— EXERCISE INSTRUCTIONS —
From the listing that follows, extract every line and set it down unaltered.

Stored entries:
************
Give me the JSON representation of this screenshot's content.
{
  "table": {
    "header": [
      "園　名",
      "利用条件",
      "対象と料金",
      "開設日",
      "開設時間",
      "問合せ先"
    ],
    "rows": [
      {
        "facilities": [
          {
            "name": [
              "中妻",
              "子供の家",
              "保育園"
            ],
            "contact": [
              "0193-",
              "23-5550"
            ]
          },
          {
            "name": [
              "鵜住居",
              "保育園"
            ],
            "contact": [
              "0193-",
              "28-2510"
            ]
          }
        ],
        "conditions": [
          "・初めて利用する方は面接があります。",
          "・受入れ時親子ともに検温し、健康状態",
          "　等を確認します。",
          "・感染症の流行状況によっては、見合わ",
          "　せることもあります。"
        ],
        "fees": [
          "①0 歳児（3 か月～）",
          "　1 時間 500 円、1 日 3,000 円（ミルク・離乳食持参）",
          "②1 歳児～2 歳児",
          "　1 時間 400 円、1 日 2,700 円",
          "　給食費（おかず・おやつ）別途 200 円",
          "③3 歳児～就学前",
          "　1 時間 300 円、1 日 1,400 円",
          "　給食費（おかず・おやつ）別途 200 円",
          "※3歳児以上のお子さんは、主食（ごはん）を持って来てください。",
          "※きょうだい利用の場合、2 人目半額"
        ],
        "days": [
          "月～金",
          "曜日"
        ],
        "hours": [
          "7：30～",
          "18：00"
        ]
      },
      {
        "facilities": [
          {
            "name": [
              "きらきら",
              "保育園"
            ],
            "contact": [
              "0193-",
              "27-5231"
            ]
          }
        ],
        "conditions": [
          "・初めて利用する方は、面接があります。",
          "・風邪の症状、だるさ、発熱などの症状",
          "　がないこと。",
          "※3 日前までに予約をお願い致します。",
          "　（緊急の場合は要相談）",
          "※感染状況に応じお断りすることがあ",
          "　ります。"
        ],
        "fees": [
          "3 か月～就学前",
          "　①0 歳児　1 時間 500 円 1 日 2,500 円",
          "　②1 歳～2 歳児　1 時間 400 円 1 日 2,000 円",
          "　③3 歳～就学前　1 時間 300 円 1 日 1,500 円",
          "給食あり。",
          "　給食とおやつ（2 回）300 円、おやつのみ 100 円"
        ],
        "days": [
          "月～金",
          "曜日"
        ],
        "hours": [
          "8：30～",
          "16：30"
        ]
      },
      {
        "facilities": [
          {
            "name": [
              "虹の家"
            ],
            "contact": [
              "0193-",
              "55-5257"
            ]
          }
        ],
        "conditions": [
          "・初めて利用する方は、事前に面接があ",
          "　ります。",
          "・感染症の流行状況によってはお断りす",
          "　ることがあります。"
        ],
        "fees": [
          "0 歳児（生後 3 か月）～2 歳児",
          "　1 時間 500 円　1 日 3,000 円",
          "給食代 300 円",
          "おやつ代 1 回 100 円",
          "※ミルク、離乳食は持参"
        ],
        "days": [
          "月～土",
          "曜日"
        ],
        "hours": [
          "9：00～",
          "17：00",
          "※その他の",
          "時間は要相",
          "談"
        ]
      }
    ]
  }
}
************
— EXERCISE OUTPUT —
Give me the JSON representation of this screenshot's content.
{
  "table": {
    "header": [
      "園　名",
      "利用条件",
      "対象と料金",
      "開設日",
      "開設時間",
      "問合せ先"
    ],
    "rows": [
      {
        "facilities": [
          {
            "name": [
              "中妻",
              "子供の家",
              "保育園"
            ],
            "contact": [
              "0193-",
              "23-5550"
            ]
          },
          {
            "name": [
              "鵜住居",
              "保育園"
            ],
            "contact": [
              "0193-",
              "28-2510"
            ]
          }
        ],
        "conditions": [
          "・初めて利用する方は面接があります。",
          "・受入れ時親子ともに検温し、健康状態",
          "　等を確認します。",
          "・感染症の流行状況によっては、見合わ",
          "　せることもあります。"
        ],
        "fees": [
          "①0 歳児（3 か月～）",
          "　1 時間 500 円、1 日 3,000 円（ミルク・離乳食持参）",
          "②1 歳児～2 歳児",
          "　1 時間 400 円、1 日 2,700 円",
          "　給食費（おかず・おやつ）別途 200 円",
          "③3 歳児～就学前",
          "　1 時間 300 円、1 日 1,400 円",
          "　給食費（おかず・おやつ）別途 200 円",
          "※3歳児以上のお子さんは、主食（ごはん）を持って来てください。",
          "※きょうだい利用の場合、2 人目半額"
        ],
        "days": [
          "月～金",
          "曜日"
        ],
        "hours": [
          "7：30～",
          "18：00"
        ]
      },
      {
        "facilities": [
          {
            "name": [
              "きらきら",
              "保育園"
            ],
            "contact": [
              "0193-",
              "27-5231"
            ]
          }
        ],
        "conditions": [
          "・初めて利用する方は、面接があります。",
          "・風邪の症状、だるさ、発熱などの症状",
          "　がないこと。",
          "※3 日前までに予約をお願い致します。",
          "　（緊急の場合は要相談）",
          "※感染状況に応じお断りすることがあ",
          "　ります。"
        ],
        "fees": [
          "3 か月～就学前",
          "　①0 歳児　1 時間 500 円 1 日 2,500 円",
          "　②1 歳～2 歳児　1 時間 400 円 1 日 2,000 円",
          "　③3 歳～就学前　1 時間 300 円 1 日 1,500 円",
          "給食あり。",
          "　給食とおやつ（2 回）300 円、おやつのみ 100 円"
        ],
        "days": [
          "月～金",
          "曜日"
        ],
        "hours": [
          "8：30～",
          "16：30"
        ]
      },
      {
        "facilities": [
          {
            "name": [
              "虹の家"
            ],
            "contact": [
              "0193-",
              "55-5257"
            ]
          }
        ],
        "conditions": [
          "・初めて利用する方は、事前に面接があ",
          "　ります。",
          "・感染症の流行状況によってはお断りす",
          "　ることがあります。"
        ],
        "fees": [
          "0 歳児（生後 3 か月）～2 歳児",
          "　1 時間 500 円　1 日 3,000 円",
          "給食代 300 円",
          "おやつ代 1 回 100 円",
          "※ミルク、離乳食は持参"
        ],
        "days": [
          "月～土",
          "曜日"
        ],
        "hours": [
          "9：00～",
          "17：00",
          "※その他の",
          "時間は要相",
          "談"
        ]
      }
    ]
  }
}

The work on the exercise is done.